● Instruction
Each entry below is to be printed verbatim.

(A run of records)
********

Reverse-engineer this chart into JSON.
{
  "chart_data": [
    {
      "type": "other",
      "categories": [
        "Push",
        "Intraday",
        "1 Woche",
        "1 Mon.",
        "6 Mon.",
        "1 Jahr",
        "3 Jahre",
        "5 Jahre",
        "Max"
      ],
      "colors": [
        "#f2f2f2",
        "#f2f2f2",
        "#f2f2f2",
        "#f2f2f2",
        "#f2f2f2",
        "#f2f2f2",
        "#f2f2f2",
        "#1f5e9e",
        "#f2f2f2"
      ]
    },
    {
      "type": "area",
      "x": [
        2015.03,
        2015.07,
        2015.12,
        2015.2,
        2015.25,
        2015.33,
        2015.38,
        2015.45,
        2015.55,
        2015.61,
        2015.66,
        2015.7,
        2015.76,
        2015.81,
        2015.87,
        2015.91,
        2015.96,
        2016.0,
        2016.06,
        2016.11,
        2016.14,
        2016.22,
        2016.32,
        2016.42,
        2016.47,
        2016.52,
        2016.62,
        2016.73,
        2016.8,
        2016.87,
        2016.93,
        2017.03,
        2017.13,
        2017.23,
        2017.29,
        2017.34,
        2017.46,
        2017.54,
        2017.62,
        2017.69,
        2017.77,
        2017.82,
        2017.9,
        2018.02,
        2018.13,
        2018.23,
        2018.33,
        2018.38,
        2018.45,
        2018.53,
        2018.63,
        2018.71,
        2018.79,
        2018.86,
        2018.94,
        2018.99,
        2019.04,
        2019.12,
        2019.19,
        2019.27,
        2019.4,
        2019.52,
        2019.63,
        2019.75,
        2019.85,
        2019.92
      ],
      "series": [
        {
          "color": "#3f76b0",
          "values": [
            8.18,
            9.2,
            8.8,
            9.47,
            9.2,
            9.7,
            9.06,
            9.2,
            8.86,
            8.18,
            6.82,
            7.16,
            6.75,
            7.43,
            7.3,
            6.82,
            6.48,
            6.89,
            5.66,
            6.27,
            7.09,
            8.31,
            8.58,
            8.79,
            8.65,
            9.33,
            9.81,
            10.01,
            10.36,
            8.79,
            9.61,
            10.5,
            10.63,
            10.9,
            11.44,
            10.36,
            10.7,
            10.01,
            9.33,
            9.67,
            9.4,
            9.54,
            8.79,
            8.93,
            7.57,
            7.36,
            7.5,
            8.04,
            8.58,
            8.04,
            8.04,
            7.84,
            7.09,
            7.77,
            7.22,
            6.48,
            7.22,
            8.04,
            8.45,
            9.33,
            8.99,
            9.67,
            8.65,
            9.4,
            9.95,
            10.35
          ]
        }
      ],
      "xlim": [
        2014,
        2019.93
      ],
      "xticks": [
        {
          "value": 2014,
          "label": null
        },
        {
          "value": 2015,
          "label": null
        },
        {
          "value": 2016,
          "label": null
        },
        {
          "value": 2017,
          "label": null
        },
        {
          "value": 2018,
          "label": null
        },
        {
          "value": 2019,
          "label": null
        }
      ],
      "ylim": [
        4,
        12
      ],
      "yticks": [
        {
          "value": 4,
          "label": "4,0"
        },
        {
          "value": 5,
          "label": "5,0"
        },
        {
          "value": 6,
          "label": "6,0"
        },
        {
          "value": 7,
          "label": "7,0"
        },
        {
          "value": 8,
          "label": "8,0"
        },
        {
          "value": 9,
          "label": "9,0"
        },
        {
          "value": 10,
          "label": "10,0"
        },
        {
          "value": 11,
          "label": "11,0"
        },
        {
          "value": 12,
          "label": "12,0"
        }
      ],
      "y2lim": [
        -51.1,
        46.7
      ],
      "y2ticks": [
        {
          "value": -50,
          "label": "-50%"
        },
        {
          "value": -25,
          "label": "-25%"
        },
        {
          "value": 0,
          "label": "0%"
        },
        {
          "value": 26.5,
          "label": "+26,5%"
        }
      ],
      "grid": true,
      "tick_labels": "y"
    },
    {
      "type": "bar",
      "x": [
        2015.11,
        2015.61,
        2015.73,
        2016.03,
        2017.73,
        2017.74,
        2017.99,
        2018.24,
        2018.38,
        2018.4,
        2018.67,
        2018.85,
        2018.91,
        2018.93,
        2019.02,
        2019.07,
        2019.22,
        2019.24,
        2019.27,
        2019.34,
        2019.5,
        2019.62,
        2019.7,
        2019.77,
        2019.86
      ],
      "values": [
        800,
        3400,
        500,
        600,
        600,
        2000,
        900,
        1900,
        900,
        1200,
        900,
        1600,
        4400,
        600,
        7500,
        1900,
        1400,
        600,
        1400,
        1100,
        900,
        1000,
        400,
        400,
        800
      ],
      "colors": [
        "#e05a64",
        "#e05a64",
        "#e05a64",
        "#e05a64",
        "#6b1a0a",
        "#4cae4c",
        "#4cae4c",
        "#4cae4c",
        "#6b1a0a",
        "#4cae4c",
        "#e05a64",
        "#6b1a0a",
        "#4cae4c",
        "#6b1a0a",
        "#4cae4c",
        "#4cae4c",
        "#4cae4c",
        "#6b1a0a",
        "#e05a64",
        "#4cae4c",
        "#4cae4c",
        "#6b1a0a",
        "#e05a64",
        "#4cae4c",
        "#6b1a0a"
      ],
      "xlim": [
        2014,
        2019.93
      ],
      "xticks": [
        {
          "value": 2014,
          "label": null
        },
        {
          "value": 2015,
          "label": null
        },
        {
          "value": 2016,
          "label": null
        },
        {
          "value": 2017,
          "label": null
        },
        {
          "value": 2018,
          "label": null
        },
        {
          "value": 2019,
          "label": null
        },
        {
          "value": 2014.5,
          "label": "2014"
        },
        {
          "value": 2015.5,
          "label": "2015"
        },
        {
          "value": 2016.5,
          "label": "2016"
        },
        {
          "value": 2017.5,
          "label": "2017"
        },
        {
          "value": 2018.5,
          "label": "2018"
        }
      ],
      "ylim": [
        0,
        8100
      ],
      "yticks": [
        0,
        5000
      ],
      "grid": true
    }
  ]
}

********

● Exercise answer
Reverse-engineer this chart into JSON.
{
  "chart_data": [
    {
      "type": "other",
      "categories": [
        "Push",
        "Intraday",
        "1 Woche",
        "1 Mon.",
        "6 Mon.",
        "1 Jahr",
        "3 Jahre",
        "5 Jahre",
        "Max"
      ],
      "colors": [
        "#f2f2f2",
        "#f2f2f2",
        "#f2f2f2",
        "#f2f2f2",
        "#f2f2f2",
        "#f2f2f2",
        "#f2f2f2",
        "#1f5e9e",
        "#f2f2f2"
      ]
    },
    {
      "type": "area",
      "x": [
        2015.03,
        2015.07,
        2015.12,
        2015.2,
        2015.25,
        2015.33,
        2015.38,
        2015.45,
        2015.55,
        2015.61,
        2015.66,
        2015.7,
        2015.76,
        2015.81,
        2015.87,
        2015.91,
        2015.96,
        2016.0,
        2016.06,
        2016.11,
        2016.14,
        2016.22,
        2016.32,
        2016.42,
        2016.47,
        2016.52,
        2016.62,
        2016.73,
        2016.8,
        2016.87,
        2016.93,
        2017.03,
        2017.13,
        2017.23,
        2017.29,
        2017.34,
        2017.46,
        2017.54,
        2017.62,
        2017.69,
        2017.77,
        2017.82,
        2017.9,
        2018.02,
        2018.13,
        2018.23,
        2018.33,
        2018.38,
        2018.45,
        2018.53,
        2018.63,
        2018.71,
        2018.79,
        2018.86,
        2018.94,
        2018.99,
        2019.04,
        2019.12,
        2019.19,
        2019.27,
        2019.4,
        2019.52,
        2019.63,
        2019.75,
        2019.85,
        2019.92
      ],
      "series": [
        {
          "color": "#3f76b0",
          "values": [
            8.18,
            9.2,
            8.8,
            9.47,
            9.2,
            9.7,
            9.06,
            9.2,
            8.86,
            8.18,
            6.82,
            7.16,
            6.75,
            7.43,
            7.3,
            6.82,
            6.48,
            6.89,
            5.66,
            6.27,
            7.09,
            8.31,
            8.58,
            8.79,
            8.65,
            9.33,
            9.81,
            10.01,
            10.36,
            8.79,
            9.61,
            10.5,
            10.63,
            10.9,
            11.44,
            10.36,
            10.7,
            10.01,
            9.33,
            9.67,
            9.4,
            9.54,
            8.79,
            8.93,
            7.57,
            7.36,
            7.5,
            8.04,
            8.58,
            8.04,
            8.04,
            7.84,
            7.09,
            7.77,
            7.22,
            6.48,
            7.22,
            8.04,
            8.45,
            9.33,
            8.99,
            9.67,
            8.65,
            9.4,
            9.95,
            10.35
          ]
        }
      ],
      "xlim": [
        2014,
        2019.93
      ],
      "xticks": [
        {
          "value": 2014,
          "label": null
        },
        {
          "value": 2015,
          "label": null
        },
        {
          "value": 2016,
          "label": null
        },
        {
          "value": 2017,
          "label": null
        },
        {
          "value": 2018,
          "label": null
        },
        {
          "value": 2019,
          "label": null
        }
      ],
      "ylim": [
        4,
        12
      ],
      "yticks": [
        {
          "value": 4,
          "label": "4,0"
        },
        {
          "value": 5,
          "label": "5,0"
        },
        {
          "value": 6,
          "label": "6,0"
        },
        {
          "value": 7,
          "label": "7,0"
        },
        {
          "value": 8,
          "label": "8,0"
        },
        {
          "value": 9,
          "label": "9,0"
        },
        {
          "value": 10,
          "label": "10,0"
        },
        {
          "value": 11,
          "label": "11,0"
        },
        {
          "value": 12,
          "label": "12,0"
        }
      ],
      "y2lim": [
        -51.1,
        46.7
      ],
      "y2ticks": [
        {
          "value": -50,
          "label": "-50%"
        },
        {
          "value": -25,
          "label": "-25%"
        },
        {
          "value": 0,
          "label": "0%"
        },
        {
          "value": 26.5,
          "label": "+26,5%"
        }
      ],
      "grid": true,
      "tick_labels": "y"
    },
    {
      "type": "bar",
      "x": [
        2015.11,
        2015.61,
        2015.73,
        2016.03,
        2017.73,
        2017.74,
        2017.99,
        2018.24,
        2018.38,
        2018.4,
        2018.67,
        2018.85,
        2018.91,
        2018.93,
        2019.02,
        2019.07,
        2019.22,
        2019.24,
        2019.27,
        2019.34,
        2019.5,
        2019.62,
        2019.7,
        2019.77,
        2019.86
      ],
      "values": [
        800,
        3400,
        500,
        600,
        600,
        2000,
        900,
        1900,
        900,
        1200,
        900,
        1600,
        4400,
        600,
        7500,
        1900,
        1400,
        600,
        1400,
        1100,
        900,
        1000,
        400,
        400,
        800
      ],
      "colors": [
        "#e05a64",
        "#e05a64",
        "#e05a64",
        "#e05a64",
        "#6b1a0a",
        "#4cae4c",
        "#4cae4c",
        "#4cae4c",
        "#6b1a0a",
        "#4cae4c",
        "#e05a64",
        "#6b1a0a",
        "#4cae4c",
        "#6b1a0a",
        "#4cae4c",
        "#4cae4c",
        "#4cae4c",
        "#6b1a0a",
        "#e05a64",
        "#4cae4c",
        "#4cae4c",
        "#6b1a0a",
        "#e05a64",
        "#4cae4c",
        "#6b1a0a"
      ],
      "xlim": [
        2014,
        2019.93
      ],
      "xticks": [
        {
          "value": 2014,
          "label": null
        },
        {
          "value": 2015,
          "label": null
        },
        {
          "value": 2016,
          "label": null
        },
        {
          "value": 2017,
          "label": null
        },
        {
          "value": 2018,
          "label": null
        },
        {
          "value": 2019,
          "label": null
        },
        {
          "value": 2014.5,
          "label": "2014"
        },
        {
          "value": 2015.5,
          "label": "2015"
        },
        {
          "value": 2016.5,
          "label": "2016"
        },
        {
          "value": 2017.5,
          "label": "2017"
        },
        {
          "value": 2018.5,
          "label": "2018"
        }
      ],
      "ylim": [
        0,
        8100
      ],
      "yticks": [
        0,
        5000
      ],
      "grid": true
    }
  ]
}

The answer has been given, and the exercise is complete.